* Work instructions *
Copy each line in which the string "articsóka" occurs.

* Given records *
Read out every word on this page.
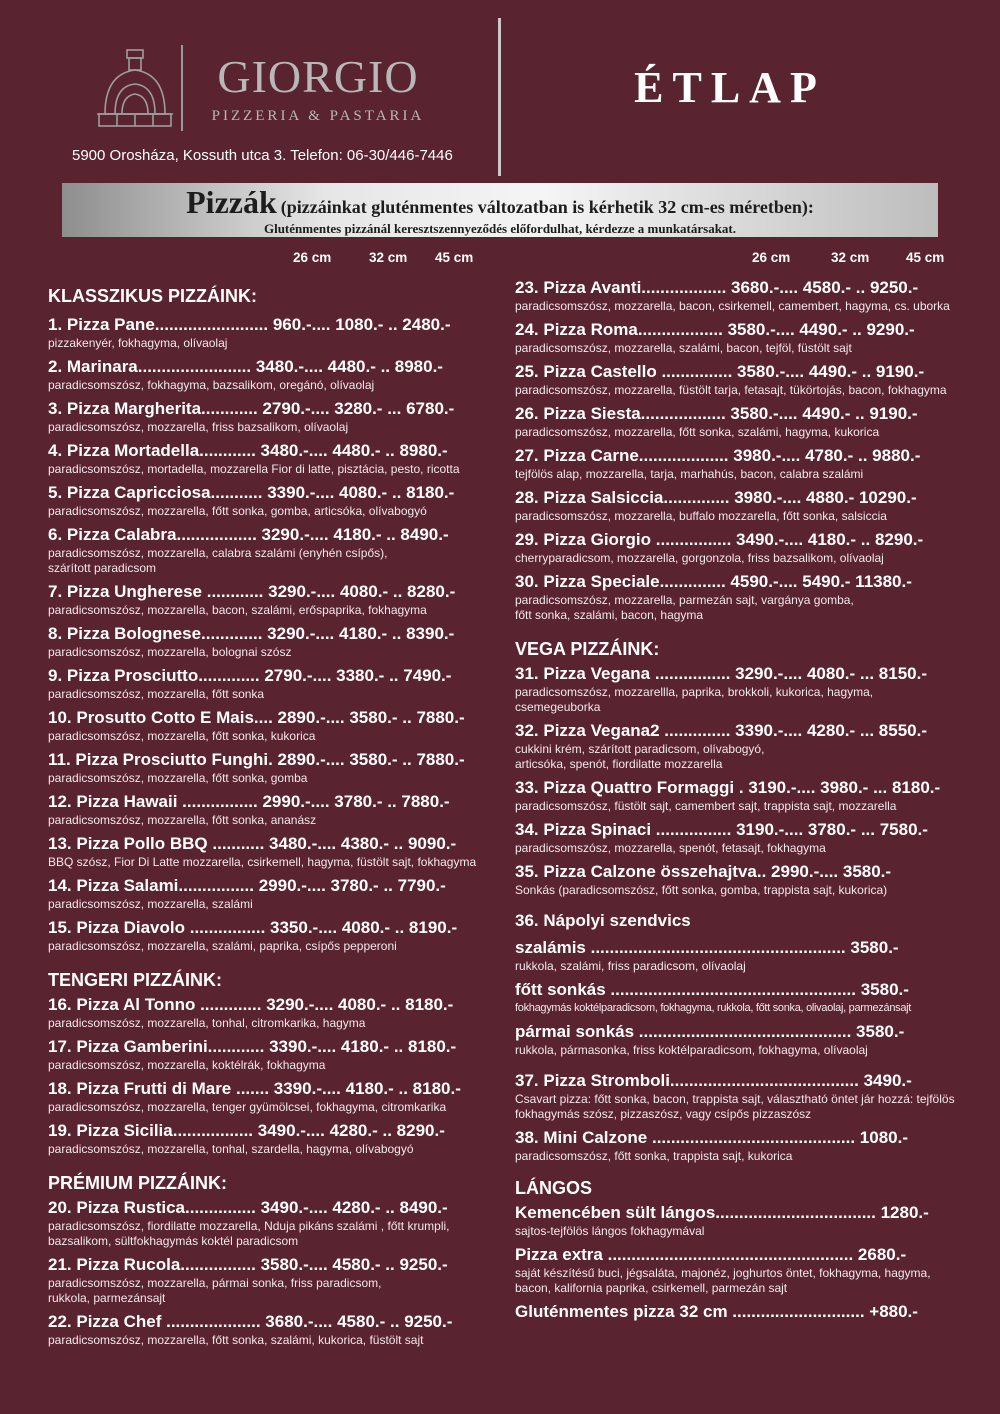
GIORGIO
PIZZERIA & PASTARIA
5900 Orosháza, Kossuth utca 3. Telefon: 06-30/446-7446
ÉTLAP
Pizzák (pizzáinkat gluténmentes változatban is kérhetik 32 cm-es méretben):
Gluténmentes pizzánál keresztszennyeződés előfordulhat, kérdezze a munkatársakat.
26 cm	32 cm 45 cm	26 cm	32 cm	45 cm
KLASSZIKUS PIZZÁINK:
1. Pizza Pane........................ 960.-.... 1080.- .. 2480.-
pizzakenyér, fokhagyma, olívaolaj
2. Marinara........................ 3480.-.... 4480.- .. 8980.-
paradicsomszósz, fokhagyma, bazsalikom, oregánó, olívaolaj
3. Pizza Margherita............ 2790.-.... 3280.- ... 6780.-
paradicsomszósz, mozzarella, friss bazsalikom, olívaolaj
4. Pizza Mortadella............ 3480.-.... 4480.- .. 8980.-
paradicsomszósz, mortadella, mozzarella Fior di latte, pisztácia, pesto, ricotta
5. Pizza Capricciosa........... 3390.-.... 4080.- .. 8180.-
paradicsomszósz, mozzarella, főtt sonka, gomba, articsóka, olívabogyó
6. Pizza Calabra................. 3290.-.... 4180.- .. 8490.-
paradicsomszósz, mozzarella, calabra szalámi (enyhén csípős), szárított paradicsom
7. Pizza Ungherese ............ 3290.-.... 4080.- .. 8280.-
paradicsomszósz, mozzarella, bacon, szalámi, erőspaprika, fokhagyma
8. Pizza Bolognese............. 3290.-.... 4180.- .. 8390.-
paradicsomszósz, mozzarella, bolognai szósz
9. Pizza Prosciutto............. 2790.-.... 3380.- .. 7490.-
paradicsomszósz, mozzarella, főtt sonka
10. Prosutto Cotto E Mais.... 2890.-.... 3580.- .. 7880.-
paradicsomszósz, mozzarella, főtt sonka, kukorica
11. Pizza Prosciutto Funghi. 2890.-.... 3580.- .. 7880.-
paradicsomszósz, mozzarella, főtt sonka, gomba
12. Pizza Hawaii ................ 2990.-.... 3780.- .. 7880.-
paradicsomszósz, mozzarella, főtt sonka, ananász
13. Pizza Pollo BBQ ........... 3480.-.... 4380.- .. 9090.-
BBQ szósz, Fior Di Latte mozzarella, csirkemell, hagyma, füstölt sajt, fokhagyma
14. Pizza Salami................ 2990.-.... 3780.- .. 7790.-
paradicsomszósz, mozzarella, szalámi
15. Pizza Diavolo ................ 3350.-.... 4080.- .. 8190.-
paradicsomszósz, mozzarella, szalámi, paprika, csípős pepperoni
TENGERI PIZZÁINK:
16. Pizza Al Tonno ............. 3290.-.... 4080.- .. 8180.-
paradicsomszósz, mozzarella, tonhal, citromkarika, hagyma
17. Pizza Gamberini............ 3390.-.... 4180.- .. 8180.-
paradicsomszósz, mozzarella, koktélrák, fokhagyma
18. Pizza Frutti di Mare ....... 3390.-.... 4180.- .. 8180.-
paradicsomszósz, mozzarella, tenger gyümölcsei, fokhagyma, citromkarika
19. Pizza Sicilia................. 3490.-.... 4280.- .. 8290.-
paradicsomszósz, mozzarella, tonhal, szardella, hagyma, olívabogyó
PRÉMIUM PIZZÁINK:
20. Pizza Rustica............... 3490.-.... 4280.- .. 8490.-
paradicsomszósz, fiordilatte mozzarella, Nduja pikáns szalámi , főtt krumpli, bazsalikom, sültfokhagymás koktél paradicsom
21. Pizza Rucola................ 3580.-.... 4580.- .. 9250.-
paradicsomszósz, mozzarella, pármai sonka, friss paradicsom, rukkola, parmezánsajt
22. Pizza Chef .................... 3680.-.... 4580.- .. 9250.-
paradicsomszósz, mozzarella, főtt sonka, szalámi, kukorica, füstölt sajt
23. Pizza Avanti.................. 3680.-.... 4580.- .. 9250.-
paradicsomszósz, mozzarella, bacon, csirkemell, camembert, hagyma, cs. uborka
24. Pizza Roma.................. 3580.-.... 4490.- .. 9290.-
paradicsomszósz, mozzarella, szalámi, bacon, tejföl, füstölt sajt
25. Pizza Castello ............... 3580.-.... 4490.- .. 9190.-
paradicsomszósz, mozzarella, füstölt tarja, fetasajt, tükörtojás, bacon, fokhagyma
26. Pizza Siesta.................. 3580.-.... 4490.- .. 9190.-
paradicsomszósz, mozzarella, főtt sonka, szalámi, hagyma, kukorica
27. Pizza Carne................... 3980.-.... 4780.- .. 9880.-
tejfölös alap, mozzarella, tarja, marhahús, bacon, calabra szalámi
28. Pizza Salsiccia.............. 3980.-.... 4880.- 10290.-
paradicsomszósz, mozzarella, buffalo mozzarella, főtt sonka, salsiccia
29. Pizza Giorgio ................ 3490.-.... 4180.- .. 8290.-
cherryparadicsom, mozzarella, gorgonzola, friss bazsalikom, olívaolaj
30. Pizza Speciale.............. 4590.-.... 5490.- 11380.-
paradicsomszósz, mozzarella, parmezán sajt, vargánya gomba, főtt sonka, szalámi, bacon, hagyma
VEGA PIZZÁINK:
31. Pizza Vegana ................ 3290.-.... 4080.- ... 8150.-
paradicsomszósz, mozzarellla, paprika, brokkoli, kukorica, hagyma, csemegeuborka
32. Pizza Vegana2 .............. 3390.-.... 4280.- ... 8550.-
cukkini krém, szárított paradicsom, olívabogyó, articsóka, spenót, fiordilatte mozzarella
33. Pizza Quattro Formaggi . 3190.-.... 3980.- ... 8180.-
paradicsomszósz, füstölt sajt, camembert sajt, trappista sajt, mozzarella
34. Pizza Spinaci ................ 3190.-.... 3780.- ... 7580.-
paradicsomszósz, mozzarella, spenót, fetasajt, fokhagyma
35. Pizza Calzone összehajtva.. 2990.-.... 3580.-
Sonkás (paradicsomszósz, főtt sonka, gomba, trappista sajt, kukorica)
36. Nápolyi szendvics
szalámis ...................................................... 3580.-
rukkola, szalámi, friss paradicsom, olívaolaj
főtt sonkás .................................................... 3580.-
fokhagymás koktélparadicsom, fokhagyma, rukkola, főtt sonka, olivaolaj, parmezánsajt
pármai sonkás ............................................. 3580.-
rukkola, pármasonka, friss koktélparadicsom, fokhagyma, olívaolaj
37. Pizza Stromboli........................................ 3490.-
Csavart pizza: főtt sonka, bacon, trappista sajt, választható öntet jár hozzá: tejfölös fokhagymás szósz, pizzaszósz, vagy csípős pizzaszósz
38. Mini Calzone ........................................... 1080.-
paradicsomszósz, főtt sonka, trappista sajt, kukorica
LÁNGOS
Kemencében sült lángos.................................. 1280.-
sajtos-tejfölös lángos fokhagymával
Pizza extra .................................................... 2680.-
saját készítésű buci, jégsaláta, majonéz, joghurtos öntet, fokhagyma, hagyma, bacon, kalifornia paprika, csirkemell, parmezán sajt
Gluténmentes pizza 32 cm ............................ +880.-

...

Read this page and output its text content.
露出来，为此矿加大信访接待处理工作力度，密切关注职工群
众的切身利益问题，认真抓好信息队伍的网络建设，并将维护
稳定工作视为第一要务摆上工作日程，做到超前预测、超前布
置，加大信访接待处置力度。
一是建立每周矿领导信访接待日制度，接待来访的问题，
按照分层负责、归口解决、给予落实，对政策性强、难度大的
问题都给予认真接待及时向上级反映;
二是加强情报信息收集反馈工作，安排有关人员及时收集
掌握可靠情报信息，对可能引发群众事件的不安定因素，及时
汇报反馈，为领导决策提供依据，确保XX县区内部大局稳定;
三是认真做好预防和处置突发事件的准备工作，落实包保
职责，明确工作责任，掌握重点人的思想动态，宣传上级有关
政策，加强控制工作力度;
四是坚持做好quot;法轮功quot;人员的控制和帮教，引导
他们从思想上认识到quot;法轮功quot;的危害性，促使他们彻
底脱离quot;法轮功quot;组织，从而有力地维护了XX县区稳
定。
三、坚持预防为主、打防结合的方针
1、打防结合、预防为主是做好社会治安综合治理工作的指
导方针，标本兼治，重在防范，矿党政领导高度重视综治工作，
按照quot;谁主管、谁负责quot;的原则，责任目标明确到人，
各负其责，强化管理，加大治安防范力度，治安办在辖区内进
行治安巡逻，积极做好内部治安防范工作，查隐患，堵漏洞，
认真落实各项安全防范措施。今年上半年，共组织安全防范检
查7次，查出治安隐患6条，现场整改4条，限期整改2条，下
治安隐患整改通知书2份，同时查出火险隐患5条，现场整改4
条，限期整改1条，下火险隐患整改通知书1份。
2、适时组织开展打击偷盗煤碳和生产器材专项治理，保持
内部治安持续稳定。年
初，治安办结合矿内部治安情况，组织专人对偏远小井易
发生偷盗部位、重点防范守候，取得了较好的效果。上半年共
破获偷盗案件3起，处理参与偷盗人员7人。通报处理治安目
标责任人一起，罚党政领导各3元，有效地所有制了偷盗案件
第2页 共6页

* Exercise answer *
paradicsomszósz, mozzarella, főtt sonka, gomba, articsóka, olívabogyó
cukkini krém, szárított paradicsom, olívabogyó, articsóka, spenót, fiordilatte mozzarella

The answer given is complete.